───── Extracted text

When she came down initially, the anxiety, fueled by the green tea, spiked, but ...

I think I can find my way back upstairs, all by myself.  You want some help?  No, you're busy.

I walk her upstairs as she carries her Pepsi, as I carry the new thick biography of Sylvia Plath, to go with the hardcover one of Ted Hughes.

I come back to the kitchen.  The cat is back in, avoiding the grey tiger who's currently looking over the bird feeding area above Bonnie's raised bed.

I feed him the rest of the can.  I can't do any dishes while he's here in the kitchen, particularly with the noise of the silverware as it clacks in the sink as I rinse it before the hot soapy water.  I draw up a grocery list.

I've been hard on myself while here, and no wonder, if you look at it.  What the hell am I doing with my life, but trying to be honest, but lazily sleeping away, sometimes in pain, sometimes in respiratory pain in the dry winter air of cold January, wishing away that I was a teacher, but unable to move a muscle toward that goal somehow.

──────────
───── Supplied entries

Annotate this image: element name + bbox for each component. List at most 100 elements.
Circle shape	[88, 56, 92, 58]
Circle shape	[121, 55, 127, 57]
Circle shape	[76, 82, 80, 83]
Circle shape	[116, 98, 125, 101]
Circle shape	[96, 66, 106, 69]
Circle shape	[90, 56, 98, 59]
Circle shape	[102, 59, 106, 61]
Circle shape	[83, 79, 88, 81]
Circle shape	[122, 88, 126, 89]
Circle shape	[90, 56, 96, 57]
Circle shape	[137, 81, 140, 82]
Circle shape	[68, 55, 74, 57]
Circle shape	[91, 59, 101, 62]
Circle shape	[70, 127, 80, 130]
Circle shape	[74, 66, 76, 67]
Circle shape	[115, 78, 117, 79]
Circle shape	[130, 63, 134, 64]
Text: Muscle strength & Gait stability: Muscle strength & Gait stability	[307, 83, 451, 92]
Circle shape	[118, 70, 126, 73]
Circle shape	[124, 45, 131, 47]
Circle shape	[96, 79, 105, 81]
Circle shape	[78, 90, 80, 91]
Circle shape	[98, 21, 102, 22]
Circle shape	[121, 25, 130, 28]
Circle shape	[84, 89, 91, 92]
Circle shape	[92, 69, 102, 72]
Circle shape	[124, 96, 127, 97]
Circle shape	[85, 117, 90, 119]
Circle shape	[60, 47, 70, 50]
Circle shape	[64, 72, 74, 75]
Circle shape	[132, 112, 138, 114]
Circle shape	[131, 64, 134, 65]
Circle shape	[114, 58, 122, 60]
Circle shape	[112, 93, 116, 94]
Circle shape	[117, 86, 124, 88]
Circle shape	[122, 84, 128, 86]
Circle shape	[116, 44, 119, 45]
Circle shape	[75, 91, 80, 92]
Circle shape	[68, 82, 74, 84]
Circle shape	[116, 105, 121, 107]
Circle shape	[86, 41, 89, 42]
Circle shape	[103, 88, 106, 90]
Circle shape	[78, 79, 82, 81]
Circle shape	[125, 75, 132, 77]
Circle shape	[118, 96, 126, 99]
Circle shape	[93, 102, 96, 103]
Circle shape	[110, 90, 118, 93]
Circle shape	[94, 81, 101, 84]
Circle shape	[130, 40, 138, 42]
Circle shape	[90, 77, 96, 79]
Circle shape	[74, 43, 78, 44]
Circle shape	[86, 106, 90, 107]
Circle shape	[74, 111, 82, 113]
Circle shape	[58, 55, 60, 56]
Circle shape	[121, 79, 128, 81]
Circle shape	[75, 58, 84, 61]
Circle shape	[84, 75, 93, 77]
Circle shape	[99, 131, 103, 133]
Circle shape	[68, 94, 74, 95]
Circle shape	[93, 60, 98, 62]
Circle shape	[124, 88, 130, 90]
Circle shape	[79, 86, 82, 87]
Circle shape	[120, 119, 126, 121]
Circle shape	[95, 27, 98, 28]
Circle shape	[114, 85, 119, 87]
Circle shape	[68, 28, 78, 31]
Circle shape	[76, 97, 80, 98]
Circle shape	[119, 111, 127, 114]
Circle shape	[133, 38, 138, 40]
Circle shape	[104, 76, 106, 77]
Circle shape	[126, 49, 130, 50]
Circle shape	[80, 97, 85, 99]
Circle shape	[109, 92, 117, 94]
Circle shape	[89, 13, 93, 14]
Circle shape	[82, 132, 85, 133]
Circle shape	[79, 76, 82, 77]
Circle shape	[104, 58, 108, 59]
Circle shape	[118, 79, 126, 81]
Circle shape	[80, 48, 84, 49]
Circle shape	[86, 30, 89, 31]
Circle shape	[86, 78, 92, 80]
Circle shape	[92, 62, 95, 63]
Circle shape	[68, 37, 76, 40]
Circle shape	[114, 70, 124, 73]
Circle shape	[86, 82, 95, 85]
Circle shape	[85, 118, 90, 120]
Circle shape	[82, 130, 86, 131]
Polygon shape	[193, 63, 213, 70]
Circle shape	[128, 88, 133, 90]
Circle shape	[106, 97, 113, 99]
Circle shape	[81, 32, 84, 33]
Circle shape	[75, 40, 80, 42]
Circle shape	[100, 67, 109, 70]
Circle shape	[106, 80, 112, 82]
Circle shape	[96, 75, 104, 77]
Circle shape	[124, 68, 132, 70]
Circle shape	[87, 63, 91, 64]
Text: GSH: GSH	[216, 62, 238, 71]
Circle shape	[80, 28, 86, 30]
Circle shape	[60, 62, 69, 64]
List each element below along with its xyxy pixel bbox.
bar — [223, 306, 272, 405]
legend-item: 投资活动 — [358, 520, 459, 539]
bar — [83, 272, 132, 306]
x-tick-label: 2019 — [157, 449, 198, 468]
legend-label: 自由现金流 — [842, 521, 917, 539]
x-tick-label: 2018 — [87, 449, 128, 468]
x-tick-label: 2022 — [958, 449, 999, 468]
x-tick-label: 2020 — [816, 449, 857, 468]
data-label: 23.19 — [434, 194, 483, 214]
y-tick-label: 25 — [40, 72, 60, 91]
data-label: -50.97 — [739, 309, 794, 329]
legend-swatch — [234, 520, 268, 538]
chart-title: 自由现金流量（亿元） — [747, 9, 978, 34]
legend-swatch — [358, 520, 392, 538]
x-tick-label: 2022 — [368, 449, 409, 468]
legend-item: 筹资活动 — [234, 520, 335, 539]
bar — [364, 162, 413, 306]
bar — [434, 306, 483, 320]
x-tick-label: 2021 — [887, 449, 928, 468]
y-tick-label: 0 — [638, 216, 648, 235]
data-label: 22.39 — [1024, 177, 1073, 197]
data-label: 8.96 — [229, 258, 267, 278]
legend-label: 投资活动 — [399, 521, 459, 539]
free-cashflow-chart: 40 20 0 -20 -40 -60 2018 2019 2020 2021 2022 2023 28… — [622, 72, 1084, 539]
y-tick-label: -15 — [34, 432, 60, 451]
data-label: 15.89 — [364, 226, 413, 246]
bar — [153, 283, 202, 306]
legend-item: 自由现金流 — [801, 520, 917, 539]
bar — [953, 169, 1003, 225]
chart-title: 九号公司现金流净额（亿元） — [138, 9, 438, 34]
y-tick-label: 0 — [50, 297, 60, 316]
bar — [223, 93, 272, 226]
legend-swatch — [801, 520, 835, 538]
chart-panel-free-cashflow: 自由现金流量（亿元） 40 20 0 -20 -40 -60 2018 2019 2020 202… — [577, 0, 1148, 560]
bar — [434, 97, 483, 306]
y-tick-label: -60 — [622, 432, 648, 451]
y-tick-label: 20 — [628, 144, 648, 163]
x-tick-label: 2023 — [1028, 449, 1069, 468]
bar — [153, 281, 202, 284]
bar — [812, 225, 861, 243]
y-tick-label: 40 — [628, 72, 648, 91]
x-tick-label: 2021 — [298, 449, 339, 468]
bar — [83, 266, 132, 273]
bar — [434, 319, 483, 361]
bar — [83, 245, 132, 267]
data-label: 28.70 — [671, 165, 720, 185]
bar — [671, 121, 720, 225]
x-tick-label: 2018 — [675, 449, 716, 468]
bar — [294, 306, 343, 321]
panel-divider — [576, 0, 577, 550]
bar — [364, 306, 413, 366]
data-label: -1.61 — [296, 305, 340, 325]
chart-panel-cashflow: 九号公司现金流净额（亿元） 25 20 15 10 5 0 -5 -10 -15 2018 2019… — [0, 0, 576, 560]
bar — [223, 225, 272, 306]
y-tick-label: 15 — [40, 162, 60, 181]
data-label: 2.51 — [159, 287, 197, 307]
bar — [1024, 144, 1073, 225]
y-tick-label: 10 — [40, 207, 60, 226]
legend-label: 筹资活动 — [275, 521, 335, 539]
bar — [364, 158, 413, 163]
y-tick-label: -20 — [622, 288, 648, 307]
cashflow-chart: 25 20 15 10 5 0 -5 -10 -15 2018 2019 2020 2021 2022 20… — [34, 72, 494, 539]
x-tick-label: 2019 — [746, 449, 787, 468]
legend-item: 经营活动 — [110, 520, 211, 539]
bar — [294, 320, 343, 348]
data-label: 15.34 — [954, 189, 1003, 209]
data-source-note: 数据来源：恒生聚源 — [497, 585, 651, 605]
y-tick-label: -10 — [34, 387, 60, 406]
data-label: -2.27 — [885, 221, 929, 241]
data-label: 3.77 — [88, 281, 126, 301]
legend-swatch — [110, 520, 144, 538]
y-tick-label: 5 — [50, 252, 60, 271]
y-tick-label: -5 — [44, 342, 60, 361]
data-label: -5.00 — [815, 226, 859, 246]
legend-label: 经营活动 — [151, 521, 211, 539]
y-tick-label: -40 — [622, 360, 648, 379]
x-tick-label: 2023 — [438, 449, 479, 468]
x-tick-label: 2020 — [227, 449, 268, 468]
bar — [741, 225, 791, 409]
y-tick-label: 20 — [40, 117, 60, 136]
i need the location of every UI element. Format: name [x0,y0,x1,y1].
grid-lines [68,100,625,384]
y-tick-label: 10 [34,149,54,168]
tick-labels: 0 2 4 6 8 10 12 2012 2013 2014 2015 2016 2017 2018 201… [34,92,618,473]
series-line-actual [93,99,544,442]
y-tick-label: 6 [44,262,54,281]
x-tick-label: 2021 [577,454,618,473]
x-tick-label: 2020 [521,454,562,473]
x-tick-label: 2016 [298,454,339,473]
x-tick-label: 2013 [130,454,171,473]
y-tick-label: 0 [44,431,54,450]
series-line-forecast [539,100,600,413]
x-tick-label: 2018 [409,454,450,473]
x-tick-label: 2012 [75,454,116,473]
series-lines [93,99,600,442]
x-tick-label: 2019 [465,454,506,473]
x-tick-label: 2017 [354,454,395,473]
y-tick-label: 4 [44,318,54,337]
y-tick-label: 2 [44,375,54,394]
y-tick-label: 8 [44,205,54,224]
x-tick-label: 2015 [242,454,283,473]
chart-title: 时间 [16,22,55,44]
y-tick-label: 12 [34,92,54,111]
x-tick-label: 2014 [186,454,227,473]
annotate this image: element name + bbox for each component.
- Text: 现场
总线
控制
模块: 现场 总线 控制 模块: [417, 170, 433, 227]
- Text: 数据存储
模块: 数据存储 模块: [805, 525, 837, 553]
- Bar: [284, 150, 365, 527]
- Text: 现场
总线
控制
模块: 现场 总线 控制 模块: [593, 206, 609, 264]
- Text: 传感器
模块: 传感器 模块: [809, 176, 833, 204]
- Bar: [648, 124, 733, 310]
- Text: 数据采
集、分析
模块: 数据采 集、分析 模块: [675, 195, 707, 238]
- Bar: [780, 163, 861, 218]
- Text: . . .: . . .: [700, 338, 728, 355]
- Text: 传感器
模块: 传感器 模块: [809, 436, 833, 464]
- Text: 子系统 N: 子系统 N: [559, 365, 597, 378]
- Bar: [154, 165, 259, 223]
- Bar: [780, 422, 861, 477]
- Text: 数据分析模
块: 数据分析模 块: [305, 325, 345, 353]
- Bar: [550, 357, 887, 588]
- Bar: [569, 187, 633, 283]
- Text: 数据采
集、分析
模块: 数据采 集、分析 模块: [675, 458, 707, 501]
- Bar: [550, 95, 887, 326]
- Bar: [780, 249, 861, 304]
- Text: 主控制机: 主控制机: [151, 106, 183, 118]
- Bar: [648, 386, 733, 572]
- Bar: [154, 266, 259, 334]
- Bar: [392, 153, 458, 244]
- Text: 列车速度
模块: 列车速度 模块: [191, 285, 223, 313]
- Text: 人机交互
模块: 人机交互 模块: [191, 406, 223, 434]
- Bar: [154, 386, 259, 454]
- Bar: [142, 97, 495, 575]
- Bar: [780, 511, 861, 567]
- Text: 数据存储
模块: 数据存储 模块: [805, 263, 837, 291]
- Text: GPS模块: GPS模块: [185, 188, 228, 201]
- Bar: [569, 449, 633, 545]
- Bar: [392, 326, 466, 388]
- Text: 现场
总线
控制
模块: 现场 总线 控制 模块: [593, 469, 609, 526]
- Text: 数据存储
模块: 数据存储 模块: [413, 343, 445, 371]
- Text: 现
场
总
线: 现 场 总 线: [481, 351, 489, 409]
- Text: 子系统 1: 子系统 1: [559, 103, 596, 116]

──────────

The tasks:
a - Answer these questions about the kitchen-and-cat passage, one per line:
(i) What drink does she carry upstairs?
(ii) Whose biography is the new thick one, and whose hardcover biography is it meant to go with?
(iii) What does the narrator draw up while the cat is in the kitchen?
b - Carry on the kitchen-and-cat passage from where it stops.

Final answers:
a -
(i) Pepsi
(ii) Sylvia Plath's; Ted Hughes's
(iii) A grocery list

b -
There's no point to stress, if it's going to eat you alive.  No one else would do that to themselves, why should I?

See, as in the Bhagavad Gita, see the intention behind the karma yoga, and worry not about the result.

You'll see things with a better sense of humor anyway.

I sit in lotus pose on a couple of pillows before the storm door, letting the sun shine in on me after I puff and push and roll my belly muscles upward, then side to side, a kid at this, no swami yogi am I, the muscles hidden under a layer of what once was sugary irresistible carbohydrate dough and pasta.

I chant mantras for five minutes, then various cleansing breaths, with puffs and action through the nostrils and lungs expanding with energy and breath.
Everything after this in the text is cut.